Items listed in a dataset
-- Start --
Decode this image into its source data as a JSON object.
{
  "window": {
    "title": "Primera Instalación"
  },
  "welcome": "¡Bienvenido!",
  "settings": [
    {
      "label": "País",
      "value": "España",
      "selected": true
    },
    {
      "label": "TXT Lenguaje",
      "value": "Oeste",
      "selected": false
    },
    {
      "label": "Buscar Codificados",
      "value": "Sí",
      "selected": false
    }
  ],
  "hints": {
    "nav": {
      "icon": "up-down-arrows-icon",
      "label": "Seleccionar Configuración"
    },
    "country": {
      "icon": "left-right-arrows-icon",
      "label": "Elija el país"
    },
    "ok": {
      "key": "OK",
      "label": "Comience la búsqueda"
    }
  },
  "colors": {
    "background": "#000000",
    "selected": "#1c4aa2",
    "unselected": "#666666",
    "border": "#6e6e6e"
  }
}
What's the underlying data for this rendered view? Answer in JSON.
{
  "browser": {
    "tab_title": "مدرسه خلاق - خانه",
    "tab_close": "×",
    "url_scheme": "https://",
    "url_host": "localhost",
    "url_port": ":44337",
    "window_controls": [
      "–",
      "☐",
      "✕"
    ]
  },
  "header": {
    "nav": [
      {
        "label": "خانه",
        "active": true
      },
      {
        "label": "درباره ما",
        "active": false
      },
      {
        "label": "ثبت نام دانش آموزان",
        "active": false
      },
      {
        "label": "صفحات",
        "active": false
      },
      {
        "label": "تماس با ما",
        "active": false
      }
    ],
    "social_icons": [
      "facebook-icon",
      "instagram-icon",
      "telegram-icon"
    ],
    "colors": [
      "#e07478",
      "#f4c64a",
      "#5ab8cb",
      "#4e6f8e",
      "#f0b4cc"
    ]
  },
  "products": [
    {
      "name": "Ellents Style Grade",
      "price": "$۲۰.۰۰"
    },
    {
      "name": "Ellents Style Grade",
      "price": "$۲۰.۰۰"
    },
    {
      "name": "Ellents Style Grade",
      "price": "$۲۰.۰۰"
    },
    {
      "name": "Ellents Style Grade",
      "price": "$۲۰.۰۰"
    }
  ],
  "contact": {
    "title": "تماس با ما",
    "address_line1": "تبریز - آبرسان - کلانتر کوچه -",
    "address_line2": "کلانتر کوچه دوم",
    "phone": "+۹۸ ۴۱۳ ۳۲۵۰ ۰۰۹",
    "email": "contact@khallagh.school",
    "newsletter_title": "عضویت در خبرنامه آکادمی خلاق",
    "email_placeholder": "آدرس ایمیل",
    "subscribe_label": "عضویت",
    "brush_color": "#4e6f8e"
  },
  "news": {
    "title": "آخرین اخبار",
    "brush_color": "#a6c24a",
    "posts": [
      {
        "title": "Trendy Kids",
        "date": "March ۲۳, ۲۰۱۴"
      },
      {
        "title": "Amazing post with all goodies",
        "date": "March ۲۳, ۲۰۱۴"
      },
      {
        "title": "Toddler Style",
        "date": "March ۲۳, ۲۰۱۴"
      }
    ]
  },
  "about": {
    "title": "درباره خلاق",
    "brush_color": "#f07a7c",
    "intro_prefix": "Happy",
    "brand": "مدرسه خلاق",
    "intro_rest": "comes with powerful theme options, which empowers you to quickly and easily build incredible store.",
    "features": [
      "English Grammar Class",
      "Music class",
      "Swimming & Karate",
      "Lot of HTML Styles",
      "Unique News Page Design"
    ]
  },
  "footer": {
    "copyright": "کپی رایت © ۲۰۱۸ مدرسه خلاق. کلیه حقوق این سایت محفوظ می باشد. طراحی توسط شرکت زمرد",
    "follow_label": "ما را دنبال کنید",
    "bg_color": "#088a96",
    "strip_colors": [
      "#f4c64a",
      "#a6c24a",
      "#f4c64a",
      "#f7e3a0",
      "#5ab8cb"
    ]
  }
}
-- End --
* EXERCISE PROMPT: Return all the data exactly as given.

* ANSWER TO THIS TASK:
Decode this image into its source data as a JSON object.
{
  "window": {
    "title": "Primera Instalación"
  },
  "welcome": "¡Bienvenido!",
  "settings": [
    {
      "label": "País",
      "value": "España",
      "selected": true
    },
    {
      "label": "TXT Lenguaje",
      "value": "Oeste",
      "selected": false
    },
    {
      "label": "Buscar Codificados",
      "value": "Sí",
      "selected": false
    }
  ],
  "hints": {
    "nav": {
      "icon": "up-down-arrows-icon",
      "label": "Seleccionar Configuración"
    },
    "country": {
      "icon": "left-right-arrows-icon",
      "label": "Elija el país"
    },
    "ok": {
      "key": "OK",
      "label": "Comience la búsqueda"
    }
  },
  "colors": {
    "background": "#000000",
    "selected": "#1c4aa2",
    "unselected": "#666666",
    "border": "#6e6e6e"
  }
}
What's the underlying data for this rendered view? Answer in JSON.
{
  "browser": {
    "tab_title": "مدرسه خلاق - خانه",
    "tab_close": "×",
    "url_scheme": "https://",
    "url_host": "localhost",
    "url_port": ":44337",
    "window_controls": [
      "–",
      "☐",
      "✕"
    ]
  },
  "header": {
    "nav": [
      {
        "label": "خانه",
        "active": true
      },
      {
        "label": "درباره ما",
        "active": false
      },
      {
        "label": "ثبت نام دانش آموزان",
        "active": false
      },
      {
        "label": "صفحات",
        "active": false
      },
      {
        "label": "تماس با ما",
        "active": false
      }
    ],
    "social_icons": [
      "facebook-icon",
      "instagram-icon",
      "telegram-icon"
    ],
    "colors": [
      "#e07478",
      "#f4c64a",
      "#5ab8cb",
      "#4e6f8e",
      "#f0b4cc"
    ]
  },
  "products": [
    {
      "name": "Ellents Style Grade",
      "price": "$۲۰.۰۰"
    },
    {
      "name": "Ellents Style Grade",
      "price": "$۲۰.۰۰"
    },
    {
      "name": "Ellents Style Grade",
      "price": "$۲۰.۰۰"
    },
    {
      "name": "Ellents Style Grade",
      "price": "$۲۰.۰۰"
    }
  ],
  "contact": {
    "title": "تماس با ما",
    "address_line1": "تبریز - آبرسان - کلانتر کوچه -",
    "address_line2": "کلانتر کوچه دوم",
    "phone": "+۹۸ ۴۱۳ ۳۲۵۰ ۰۰۹",
    "email": "contact@khallagh.school",
    "newsletter_title": "عضویت در خبرنامه آکادمی خلاق",
    "email_placeholder": "آدرس ایمیل",
    "subscribe_label": "عضویت",
    "brush_color": "#4e6f8e"
  },
  "news": {
    "title": "آخرین اخبار",
    "brush_color": "#a6c24a",
    "posts": [
      {
        "title": "Trendy Kids",
        "date": "March ۲۳, ۲۰۱۴"
      },
      {
        "title": "Amazing post with all goodies",
        "date": "March ۲۳, ۲۰۱۴"
      },
      {
        "title": "Toddler Style",
        "date": "March ۲۳, ۲۰۱۴"
      }
    ]
  },
  "about": {
    "title": "درباره خلاق",
    "brush_color": "#f07a7c",
    "intro_prefix": "Happy",
    "brand": "مدرسه خلاق",
    "intro_rest": "comes with powerful theme options, which empowers you to quickly and easily build incredible store.",
    "features": [
      "English Grammar Class",
      "Music class",
      "Swimming & Karate",
      "Lot of HTML Styles",
      "Unique News Page Design"
    ]
  },
  "footer": {
    "copyright": "کپی رایت © ۲۰۱۸ مدرسه خلاق. کلیه حقوق این سایت محفوظ می باشد. طراحی توسط شرکت زمرد",
    "follow_label": "ما را دنبال کنید",
    "bg_color": "#088a96",
    "strip_colors": [
      "#f4c64a",
      "#a6c24a",
      "#f4c64a",
      "#f7e3a0",
      "#5ab8cb"
    ]
  }
}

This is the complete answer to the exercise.